[Labeled region entries]
════════
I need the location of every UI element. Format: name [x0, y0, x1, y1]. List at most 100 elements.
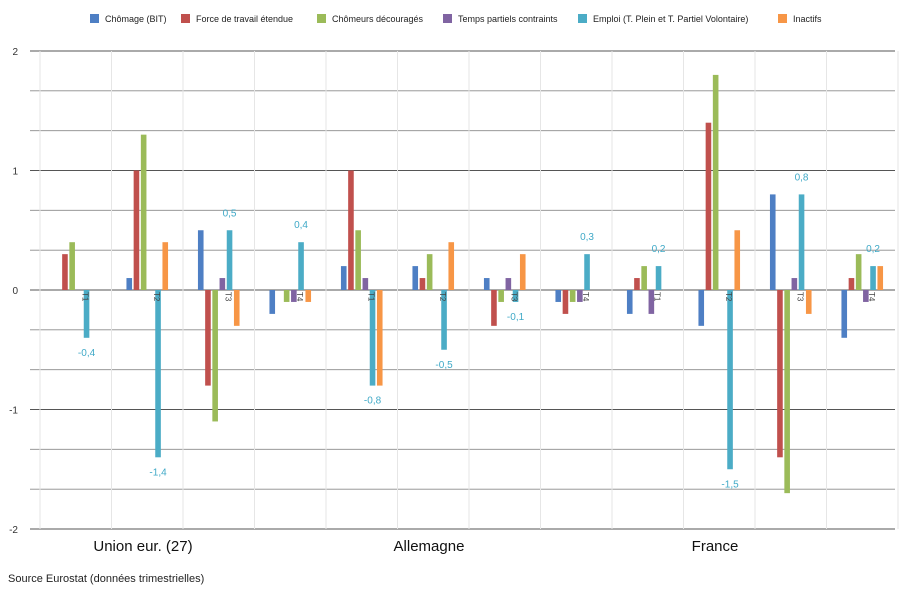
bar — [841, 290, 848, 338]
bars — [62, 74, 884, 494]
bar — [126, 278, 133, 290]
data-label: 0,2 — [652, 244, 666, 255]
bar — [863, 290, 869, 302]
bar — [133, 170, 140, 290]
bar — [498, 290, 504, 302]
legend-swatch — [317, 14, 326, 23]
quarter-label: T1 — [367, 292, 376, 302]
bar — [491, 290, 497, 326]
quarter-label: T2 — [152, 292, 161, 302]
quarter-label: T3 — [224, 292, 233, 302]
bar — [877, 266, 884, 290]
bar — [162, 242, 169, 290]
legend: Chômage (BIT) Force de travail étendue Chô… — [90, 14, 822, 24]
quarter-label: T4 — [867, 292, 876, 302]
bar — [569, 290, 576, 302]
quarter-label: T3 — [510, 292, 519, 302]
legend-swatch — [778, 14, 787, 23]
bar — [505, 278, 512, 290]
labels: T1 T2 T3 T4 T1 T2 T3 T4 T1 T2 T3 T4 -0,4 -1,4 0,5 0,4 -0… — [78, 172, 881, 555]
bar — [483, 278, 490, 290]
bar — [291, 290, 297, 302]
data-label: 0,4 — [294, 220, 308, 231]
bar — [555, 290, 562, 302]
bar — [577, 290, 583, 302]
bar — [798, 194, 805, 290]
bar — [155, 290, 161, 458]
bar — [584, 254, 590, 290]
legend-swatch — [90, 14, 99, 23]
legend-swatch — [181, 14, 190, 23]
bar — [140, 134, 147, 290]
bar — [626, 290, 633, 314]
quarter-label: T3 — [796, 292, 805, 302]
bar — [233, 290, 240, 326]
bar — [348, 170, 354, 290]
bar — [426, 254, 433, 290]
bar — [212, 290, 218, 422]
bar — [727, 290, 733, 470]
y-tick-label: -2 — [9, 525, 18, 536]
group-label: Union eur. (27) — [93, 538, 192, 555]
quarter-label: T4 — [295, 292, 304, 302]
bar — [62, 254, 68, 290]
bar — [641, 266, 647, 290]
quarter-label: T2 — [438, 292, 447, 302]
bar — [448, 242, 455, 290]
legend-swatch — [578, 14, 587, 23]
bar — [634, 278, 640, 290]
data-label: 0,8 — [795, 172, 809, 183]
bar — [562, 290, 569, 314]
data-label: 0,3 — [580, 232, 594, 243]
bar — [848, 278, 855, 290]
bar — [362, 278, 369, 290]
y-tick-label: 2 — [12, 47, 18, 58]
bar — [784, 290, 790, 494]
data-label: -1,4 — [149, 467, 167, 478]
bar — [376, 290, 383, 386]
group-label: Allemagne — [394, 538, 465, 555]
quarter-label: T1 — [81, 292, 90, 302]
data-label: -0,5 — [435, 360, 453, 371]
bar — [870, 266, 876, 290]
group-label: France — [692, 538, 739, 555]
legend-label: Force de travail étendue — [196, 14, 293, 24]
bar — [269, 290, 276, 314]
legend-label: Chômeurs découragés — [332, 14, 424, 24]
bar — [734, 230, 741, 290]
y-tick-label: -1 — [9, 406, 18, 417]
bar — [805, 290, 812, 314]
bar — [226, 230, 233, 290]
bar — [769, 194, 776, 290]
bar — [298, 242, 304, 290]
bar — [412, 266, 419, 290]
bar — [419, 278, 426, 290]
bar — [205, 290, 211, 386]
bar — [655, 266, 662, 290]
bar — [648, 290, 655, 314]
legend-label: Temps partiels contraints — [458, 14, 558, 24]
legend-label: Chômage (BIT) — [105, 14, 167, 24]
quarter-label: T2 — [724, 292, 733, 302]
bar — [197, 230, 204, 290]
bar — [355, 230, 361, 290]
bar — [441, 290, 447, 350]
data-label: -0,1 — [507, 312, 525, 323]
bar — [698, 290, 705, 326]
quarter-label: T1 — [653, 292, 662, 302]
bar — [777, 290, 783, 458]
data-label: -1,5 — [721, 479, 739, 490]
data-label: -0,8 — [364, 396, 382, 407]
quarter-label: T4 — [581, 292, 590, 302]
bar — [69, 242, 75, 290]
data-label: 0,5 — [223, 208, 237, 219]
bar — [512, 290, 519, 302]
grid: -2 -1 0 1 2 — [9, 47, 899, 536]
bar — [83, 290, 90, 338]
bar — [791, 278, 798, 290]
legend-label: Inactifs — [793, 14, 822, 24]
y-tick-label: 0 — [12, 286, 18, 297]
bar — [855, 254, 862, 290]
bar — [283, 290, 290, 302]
════════
Aim:
Reproduce every line of the listing above verbatim, leaving out the picture lines.

Task output:
I need the location of every UI element. Format: name [x0, y0, x1, y1]. List at most 100 elements.
bar — [841, 290, 848, 338]
bars — [62, 74, 884, 494]
bar — [126, 278, 133, 290]
data-label: 0,2 — [652, 244, 666, 255]
bar — [863, 290, 869, 302]
bar — [133, 170, 140, 290]
bar — [498, 290, 504, 302]
legend-swatch — [317, 14, 326, 23]
quarter-label: T1 — [367, 292, 376, 302]
bar — [491, 290, 497, 326]
quarter-label: T2 — [152, 292, 161, 302]
quarter-label: T3 — [224, 292, 233, 302]
bar — [877, 266, 884, 290]
bar — [162, 242, 169, 290]
legend: Chômage (BIT) Force de travail étendue Chô… — [90, 14, 822, 24]
quarter-label: T4 — [867, 292, 876, 302]
bar — [569, 290, 576, 302]
quarter-label: T3 — [510, 292, 519, 302]
legend-swatch — [778, 14, 787, 23]
bar — [505, 278, 512, 290]
labels: T1 T2 T3 T4 T1 T2 T3 T4 T1 T2 T3 T4 -0,4 -1,4 0,5 0,4 -0… — [78, 172, 881, 555]
bar — [483, 278, 490, 290]
bar — [291, 290, 297, 302]
data-label: 0,4 — [294, 220, 308, 231]
bar — [555, 290, 562, 302]
bar — [577, 290, 583, 302]
bar — [798, 194, 805, 290]
bar — [155, 290, 161, 458]
bar — [584, 254, 590, 290]
legend-swatch — [90, 14, 99, 23]
legend-swatch — [181, 14, 190, 23]
bar — [140, 134, 147, 290]
bar — [626, 290, 633, 314]
quarter-label: T3 — [796, 292, 805, 302]
bar — [233, 290, 240, 326]
bar — [348, 170, 354, 290]
bar — [426, 254, 433, 290]
bar — [212, 290, 218, 422]
bar — [727, 290, 733, 470]
y-tick-label: -2 — [9, 525, 18, 536]
group-label: Union eur. (27) — [93, 538, 192, 555]
quarter-label: T4 — [295, 292, 304, 302]
bar — [62, 254, 68, 290]
bar — [641, 266, 647, 290]
quarter-label: T2 — [438, 292, 447, 302]
bar — [448, 242, 455, 290]
legend-swatch — [578, 14, 587, 23]
bar — [634, 278, 640, 290]
data-label: 0,8 — [795, 172, 809, 183]
bar — [562, 290, 569, 314]
data-label: 0,3 — [580, 232, 594, 243]
bar — [848, 278, 855, 290]
bar — [362, 278, 369, 290]
y-tick-label: 2 — [12, 47, 18, 58]
bar — [784, 290, 790, 494]
data-label: -1,4 — [149, 467, 167, 478]
bar — [376, 290, 383, 386]
group-label: Allemagne — [394, 538, 465, 555]
quarter-label: T1 — [81, 292, 90, 302]
data-label: -0,5 — [435, 360, 453, 371]
bar — [870, 266, 876, 290]
group-label: France — [692, 538, 739, 555]
legend-label: Force de travail étendue — [196, 14, 293, 24]
bar — [269, 290, 276, 314]
legend-label: Chômeurs découragés — [332, 14, 424, 24]
bar — [734, 230, 741, 290]
y-tick-label: -1 — [9, 406, 18, 417]
bar — [805, 290, 812, 314]
bar — [226, 230, 233, 290]
bar — [769, 194, 776, 290]
bar — [298, 242, 304, 290]
bar — [412, 266, 419, 290]
bar — [419, 278, 426, 290]
bar — [205, 290, 211, 386]
bar — [655, 266, 662, 290]
bar — [648, 290, 655, 314]
legend-label: Temps partiels contraints — [458, 14, 558, 24]
legend-label: Chômage (BIT) — [105, 14, 167, 24]
quarter-label: T2 — [724, 292, 733, 302]
bar — [197, 230, 204, 290]
bar — [355, 230, 361, 290]
bar — [441, 290, 447, 350]
data-label: -0,1 — [507, 312, 525, 323]
bar — [698, 290, 705, 326]
quarter-label: T1 — [653, 292, 662, 302]
bar — [777, 290, 783, 458]
data-label: -1,5 — [721, 479, 739, 490]
data-label: -0,8 — [364, 396, 382, 407]
quarter-label: T4 — [581, 292, 590, 302]
bar — [69, 242, 75, 290]
data-label: 0,5 — [223, 208, 237, 219]
bar — [512, 290, 519, 302]
grid: -2 -1 0 1 2 — [9, 47, 899, 536]
bar — [83, 290, 90, 338]
bar — [791, 278, 798, 290]
legend-label: Inactifs — [793, 14, 822, 24]
y-tick-label: 0 — [12, 286, 18, 297]
bar — [855, 254, 862, 290]
bar — [283, 290, 290, 302]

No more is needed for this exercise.